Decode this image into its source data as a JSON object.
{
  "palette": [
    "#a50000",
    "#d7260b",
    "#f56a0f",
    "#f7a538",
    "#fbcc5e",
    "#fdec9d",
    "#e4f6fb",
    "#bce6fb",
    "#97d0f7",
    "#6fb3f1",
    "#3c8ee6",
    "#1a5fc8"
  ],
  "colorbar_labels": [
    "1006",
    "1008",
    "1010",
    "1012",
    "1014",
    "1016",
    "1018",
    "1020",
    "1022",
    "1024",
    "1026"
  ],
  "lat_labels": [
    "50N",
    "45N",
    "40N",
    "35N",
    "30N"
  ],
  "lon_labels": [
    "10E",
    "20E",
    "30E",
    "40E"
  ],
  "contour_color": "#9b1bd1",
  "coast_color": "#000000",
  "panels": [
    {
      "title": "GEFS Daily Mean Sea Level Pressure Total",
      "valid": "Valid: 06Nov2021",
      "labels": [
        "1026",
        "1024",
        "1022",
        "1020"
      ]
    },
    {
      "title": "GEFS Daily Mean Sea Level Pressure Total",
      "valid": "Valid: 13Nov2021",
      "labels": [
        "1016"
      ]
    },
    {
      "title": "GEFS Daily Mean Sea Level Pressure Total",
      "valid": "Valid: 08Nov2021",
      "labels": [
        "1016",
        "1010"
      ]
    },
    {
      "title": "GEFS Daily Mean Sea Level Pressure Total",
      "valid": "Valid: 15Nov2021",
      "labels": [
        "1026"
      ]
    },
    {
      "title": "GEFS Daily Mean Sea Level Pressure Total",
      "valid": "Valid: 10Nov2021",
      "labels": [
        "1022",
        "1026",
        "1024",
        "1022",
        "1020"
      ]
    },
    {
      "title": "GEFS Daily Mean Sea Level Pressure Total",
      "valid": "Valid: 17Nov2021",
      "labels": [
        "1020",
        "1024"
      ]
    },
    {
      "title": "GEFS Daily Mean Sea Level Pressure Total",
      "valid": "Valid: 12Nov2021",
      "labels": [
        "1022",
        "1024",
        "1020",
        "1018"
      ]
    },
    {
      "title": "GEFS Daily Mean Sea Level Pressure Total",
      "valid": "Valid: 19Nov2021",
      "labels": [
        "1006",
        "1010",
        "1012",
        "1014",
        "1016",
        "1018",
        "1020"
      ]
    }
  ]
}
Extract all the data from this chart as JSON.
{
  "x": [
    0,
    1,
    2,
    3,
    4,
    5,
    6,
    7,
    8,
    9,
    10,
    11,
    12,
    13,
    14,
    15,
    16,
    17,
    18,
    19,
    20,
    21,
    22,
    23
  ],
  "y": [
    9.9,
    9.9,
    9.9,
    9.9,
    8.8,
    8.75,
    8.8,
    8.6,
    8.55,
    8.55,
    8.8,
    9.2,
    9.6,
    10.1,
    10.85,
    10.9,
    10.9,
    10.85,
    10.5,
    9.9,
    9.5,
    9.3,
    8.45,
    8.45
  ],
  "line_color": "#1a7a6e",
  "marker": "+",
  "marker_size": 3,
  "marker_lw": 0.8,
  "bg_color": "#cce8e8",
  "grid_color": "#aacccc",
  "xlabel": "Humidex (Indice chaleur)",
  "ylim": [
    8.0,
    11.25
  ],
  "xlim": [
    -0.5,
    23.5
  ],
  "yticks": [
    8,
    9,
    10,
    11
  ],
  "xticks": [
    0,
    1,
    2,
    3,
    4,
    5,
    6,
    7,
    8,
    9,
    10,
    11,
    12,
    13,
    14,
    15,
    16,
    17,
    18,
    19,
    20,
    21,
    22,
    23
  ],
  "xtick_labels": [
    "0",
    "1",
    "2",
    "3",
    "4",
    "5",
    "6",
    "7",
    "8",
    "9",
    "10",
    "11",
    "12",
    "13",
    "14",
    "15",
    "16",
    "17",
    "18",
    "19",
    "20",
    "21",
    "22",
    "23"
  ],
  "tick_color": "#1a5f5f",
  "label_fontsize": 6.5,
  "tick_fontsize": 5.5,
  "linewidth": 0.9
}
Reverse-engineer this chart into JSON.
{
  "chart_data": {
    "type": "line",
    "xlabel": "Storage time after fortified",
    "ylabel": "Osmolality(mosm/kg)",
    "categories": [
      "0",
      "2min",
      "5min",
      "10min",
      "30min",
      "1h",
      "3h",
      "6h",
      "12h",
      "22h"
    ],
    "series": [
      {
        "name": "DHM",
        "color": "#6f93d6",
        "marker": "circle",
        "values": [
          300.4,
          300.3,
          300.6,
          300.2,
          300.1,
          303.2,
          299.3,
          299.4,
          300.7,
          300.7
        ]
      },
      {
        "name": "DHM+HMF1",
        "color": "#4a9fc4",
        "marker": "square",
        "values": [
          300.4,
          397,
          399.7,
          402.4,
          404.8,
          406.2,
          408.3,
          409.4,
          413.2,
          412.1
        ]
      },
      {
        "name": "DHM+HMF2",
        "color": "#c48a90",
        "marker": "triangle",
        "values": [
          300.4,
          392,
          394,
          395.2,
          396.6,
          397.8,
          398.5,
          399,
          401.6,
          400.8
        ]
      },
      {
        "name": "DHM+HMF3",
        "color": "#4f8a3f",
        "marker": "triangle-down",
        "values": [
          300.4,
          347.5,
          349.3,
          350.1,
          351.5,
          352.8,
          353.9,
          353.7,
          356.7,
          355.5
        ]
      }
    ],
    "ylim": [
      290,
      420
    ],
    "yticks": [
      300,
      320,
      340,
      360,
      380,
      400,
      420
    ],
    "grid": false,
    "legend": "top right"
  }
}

◇ ◇ ◇ ◇

## Set problem
Using the listing, collect all lines in which the string "this" is found.

## Reply
Decode this image into its source data as a JSON object.
Extract all the data from this chart as JSON.
Reverse-engineer this chart into JSON.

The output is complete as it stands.